-- BEGIN --
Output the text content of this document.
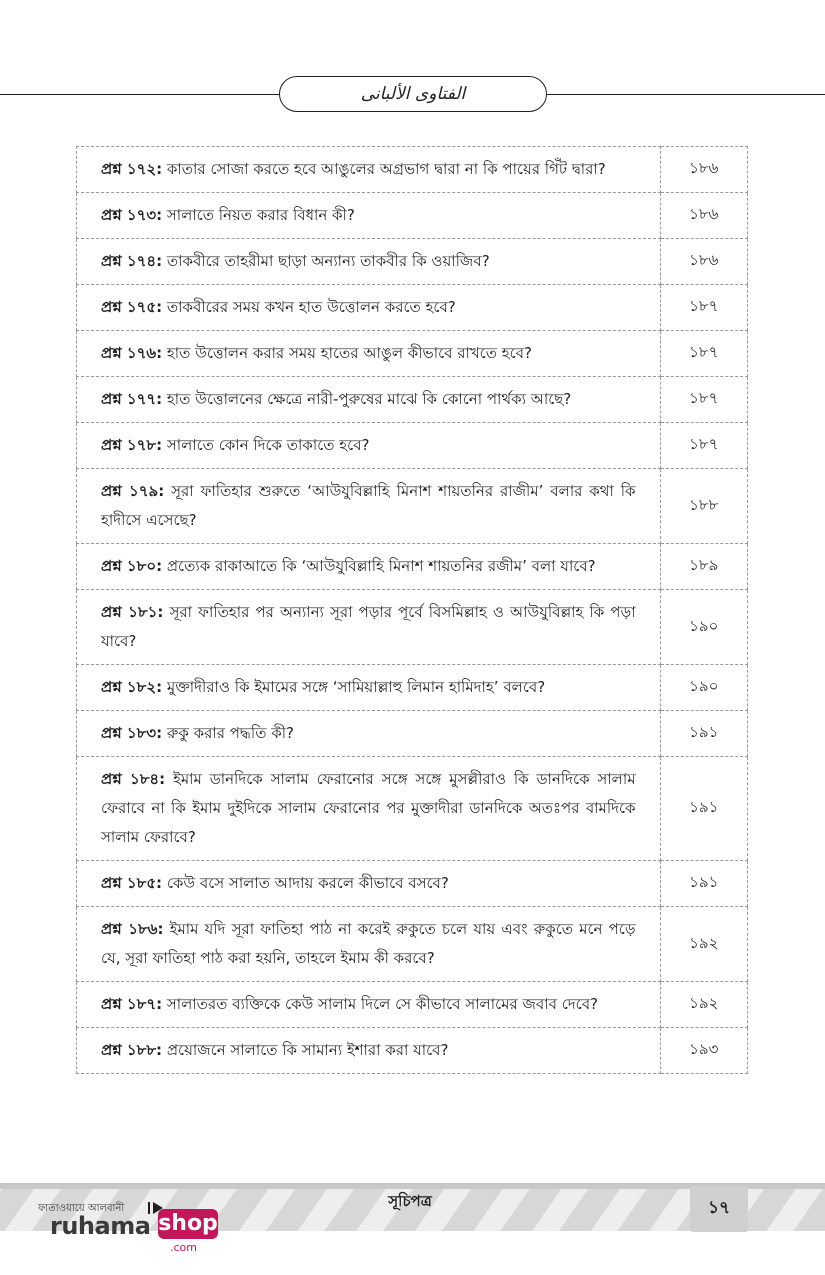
الفتاوى الألبانى
প্রশ্ন ১৭২: কাতার সোজা করতে হবে আঙুলের অগ্রভাগ দ্বারা না কি পায়ের গিঁট দ্বারা?	১৮৬
প্রশ্ন ১৭৩: সালাতে নিয়ত করার বিধান কী?	১৮৬
প্রশ্ন ১৭৪: তাকবীরে তাহরীমা ছাড়া অন্যান্য তাকবীর কি ওয়াজিব?	১৮৬
প্রশ্ন ১৭৫: তাকবীরের সময় কখন হাত উত্তোলন করতে হবে?	১৮৭
প্রশ্ন ১৭৬: হাত উত্তোলন করার সময় হাতের আঙুল কীভাবে রাখতে হবে?	১৮৭
প্রশ্ন ১৭৭: হাত উত্তোলনের ক্ষেত্রে নারী-পুরুষের মাঝে কি কোনো পার্থক্য আছে?	১৮৭
প্রশ্ন ১৭৮: সালাতে কোন দিকে তাকাতে হবে?	১৮৭
প্রশ্ন ১৭৯: সূরা ফাতিহার শুরুতে ‘আউযুবিল্লাহি মিনাশ শায়তনির রাজীম’ বলার কথা কি হাদীসে এসেছে?	১৮৮
প্রশ্ন ১৮০: প্রত্যেক রাকাআতে কি ‘আউযুবিল্লাহি মিনাশ শায়তনির রজীম’ বলা যাবে?	১৮৯
প্রশ্ন ১৮১: সূরা ফাতিহার পর অন্যান্য সূরা পড়ার পূর্বে বিসমিল্লাহ ও আউযুবিল্লাহ কি পড়া যাবে?	১৯০
প্রশ্ন ১৮২: মুক্তাদীরাও কি ইমামের সঙ্গে ‘সামিয়াল্লাহু লিমান হামিদাহ’ বলবে?	১৯০
প্রশ্ন ১৮৩: রুকু করার পদ্ধতি কী?	১৯১
প্রশ্ন ১৮৪: ইমাম ডানদিকে সালাম ফেরানোর সঙ্গে সঙ্গে মুসল্লীরাও কি ডানদিকে সালাম ফেরাবে না কি ইমাম দুইদিকে সালাম ফেরানোর পর মুক্তাদীরা ডানদিকে অতঃপর বামদিকে সালাম ফেরাবে?	১৯১
প্রশ্ন ১৮৫: কেউ বসে সালাত আদায় করলে কীভাবে বসবে?	১৯১
প্রশ্ন ১৮৬: ইমাম যদি সূরা ফাতিহা পাঠ না করেই রুকুতে চলে যায় এবং রুকুতে মনে পড়ে যে, সূরা ফাতিহা পাঠ করা হয়নি, তাহলে ইমাম কী করবে?	১৯২
প্রশ্ন ১৮৭: সালাতরত ব্যক্তিকে কেউ সালাম দিলে সে কীভাবে সালামের জবাব দেবে?	১৯২
প্রশ্ন ১৮৮: প্রয়োজনে সালাতে কি সামান্য ইশারা করা যাবে?	১৯৩
সূচিপত্র	১৭
ফাতাওয়ায়ে আলবানী
ruhama shop
.com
-- END --
Your instructions:
Using the material above, retype each entry exactly and omit the pictures.

Solution to the problem:
Output the text content of this document.
الفتاوى الألبانى
প্রশ্ন ১৭২: কাতার সোজা করতে হবে আঙুলের অগ্রভাগ দ্বারা না কি পায়ের গিঁট দ্বারা?	১৮৬
প্রশ্ন ১৭৩: সালাতে নিয়ত করার বিধান কী?	১৮৬
প্রশ্ন ১৭৪: তাকবীরে তাহরীমা ছাড়া অন্যান্য তাকবীর কি ওয়াজিব?	১৮৬
প্রশ্ন ১৭৫: তাকবীরের সময় কখন হাত উত্তোলন করতে হবে?	১৮৭
প্রশ্ন ১৭৬: হাত উত্তোলন করার সময় হাতের আঙুল কীভাবে রাখতে হবে?	১৮৭
প্রশ্ন ১৭৭: হাত উত্তোলনের ক্ষেত্রে নারী-পুরুষের মাঝে কি কোনো পার্থক্য আছে?	১৮৭
প্রশ্ন ১৭৮: সালাতে কোন দিকে তাকাতে হবে?	১৮৭
প্রশ্ন ১৭৯: সূরা ফাতিহার শুরুতে ‘আউযুবিল্লাহি মিনাশ শায়তনির রাজীম’ বলার কথা কি হাদীসে এসেছে?	১৮৮
প্রশ্ন ১৮০: প্রত্যেক রাকাআতে কি ‘আউযুবিল্লাহি মিনাশ শায়তনির রজীম’ বলা যাবে?	১৮৯
প্রশ্ন ১৮১: সূরা ফাতিহার পর অন্যান্য সূরা পড়ার পূর্বে বিসমিল্লাহ ও আউযুবিল্লাহ কি পড়া যাবে?	১৯০
প্রশ্ন ১৮২: মুক্তাদীরাও কি ইমামের সঙ্গে ‘সামিয়াল্লাহু লিমান হামিদাহ’ বলবে?	১৯০
প্রশ্ন ১৮৩: রুকু করার পদ্ধতি কী?	১৯১
প্রশ্ন ১৮৪: ইমাম ডানদিকে সালাম ফেরানোর সঙ্গে সঙ্গে মুসল্লীরাও কি ডানদিকে সালাম ফেরাবে না কি ইমাম দুইদিকে সালাম ফেরানোর পর মুক্তাদীরা ডানদিকে অতঃপর বামদিকে সালাম ফেরাবে?	১৯১
প্রশ্ন ১৮৫: কেউ বসে সালাত আদায় করলে কীভাবে বসবে?	১৯১
প্রশ্ন ১৮৬: ইমাম যদি সূরা ফাতিহা পাঠ না করেই রুকুতে চলে যায় এবং রুকুতে মনে পড়ে যে, সূরা ফাতিহা পাঠ করা হয়নি, তাহলে ইমাম কী করবে?	১৯২
প্রশ্ন ১৮৭: সালাতরত ব্যক্তিকে কেউ সালাম দিলে সে কীভাবে সালামের জবাব দেবে?	১৯২
প্রশ্ন ১৮৮: প্রয়োজনে সালাতে কি সামান্য ইশারা করা যাবে?	১৯৩
সূচিপত্র	১৭
ফাতাওয়ায়ে আলবানী
ruhama shop
.com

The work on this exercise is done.